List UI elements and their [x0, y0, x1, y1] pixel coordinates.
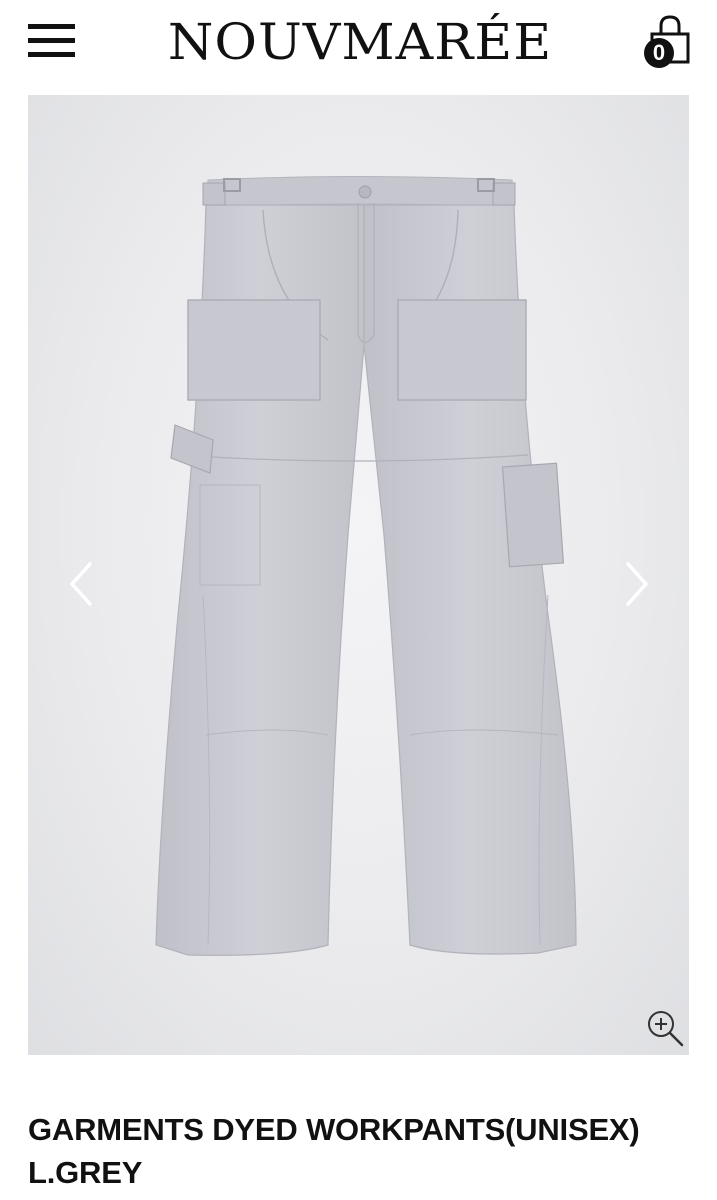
site-header: NOUVMARÉE 0 — [0, 0, 717, 90]
product-title: GARMENTS DYED WORKPANTS(UNISEX) L.GREY — [28, 1108, 698, 1194]
product-image-gallery[interactable] — [28, 95, 689, 1055]
menu-button[interactable] — [28, 22, 76, 58]
previous-image-button[interactable] — [64, 560, 98, 608]
zoom-in-icon — [648, 1011, 684, 1047]
cart-count-badge: 0 — [644, 38, 674, 68]
cart-button[interactable]: 0 — [638, 12, 694, 70]
product-color: L.GREY — [28, 1155, 143, 1190]
chevron-right-icon — [626, 562, 648, 606]
zoom-button[interactable] — [645, 1008, 685, 1048]
chevron-left-icon — [70, 562, 92, 606]
product-name: GARMENTS DYED WORKPANTS(UNISEX) — [28, 1112, 640, 1147]
product-image — [155, 176, 577, 956]
next-image-button[interactable] — [620, 560, 654, 608]
brand-logo[interactable]: NOUVMARÉE — [150, 12, 570, 75]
---*---
ZADANIE: Proszę przepisać wiernie wszystkie wiersze z powyższych pozycji, pomijając w odpowiedzi obrazy.

ODPOWIEDŹ:
List UI elements and their [x0, y0, x1, y1] pixel coordinates.
site-header: NOUVMARÉE 0 — [0, 0, 717, 90]
product-title: GARMENTS DYED WORKPANTS(UNISEX) L.GREY — [28, 1108, 698, 1194]
product-image-gallery[interactable] — [28, 95, 689, 1055]
menu-button[interactable] — [28, 22, 76, 58]
previous-image-button[interactable] — [64, 560, 98, 608]
zoom-in-icon — [648, 1011, 684, 1047]
cart-count-badge: 0 — [644, 38, 674, 68]
cart-button[interactable]: 0 — [638, 12, 694, 70]
product-color: L.GREY — [28, 1155, 143, 1190]
chevron-right-icon — [626, 562, 648, 606]
zoom-button[interactable] — [645, 1008, 685, 1048]
chevron-left-icon — [70, 562, 92, 606]
product-name: GARMENTS DYED WORKPANTS(UNISEX) — [28, 1112, 640, 1147]
product-image — [155, 176, 577, 956]
next-image-button[interactable] — [620, 560, 654, 608]
brand-logo[interactable]: NOUVMARÉE — [150, 12, 570, 75]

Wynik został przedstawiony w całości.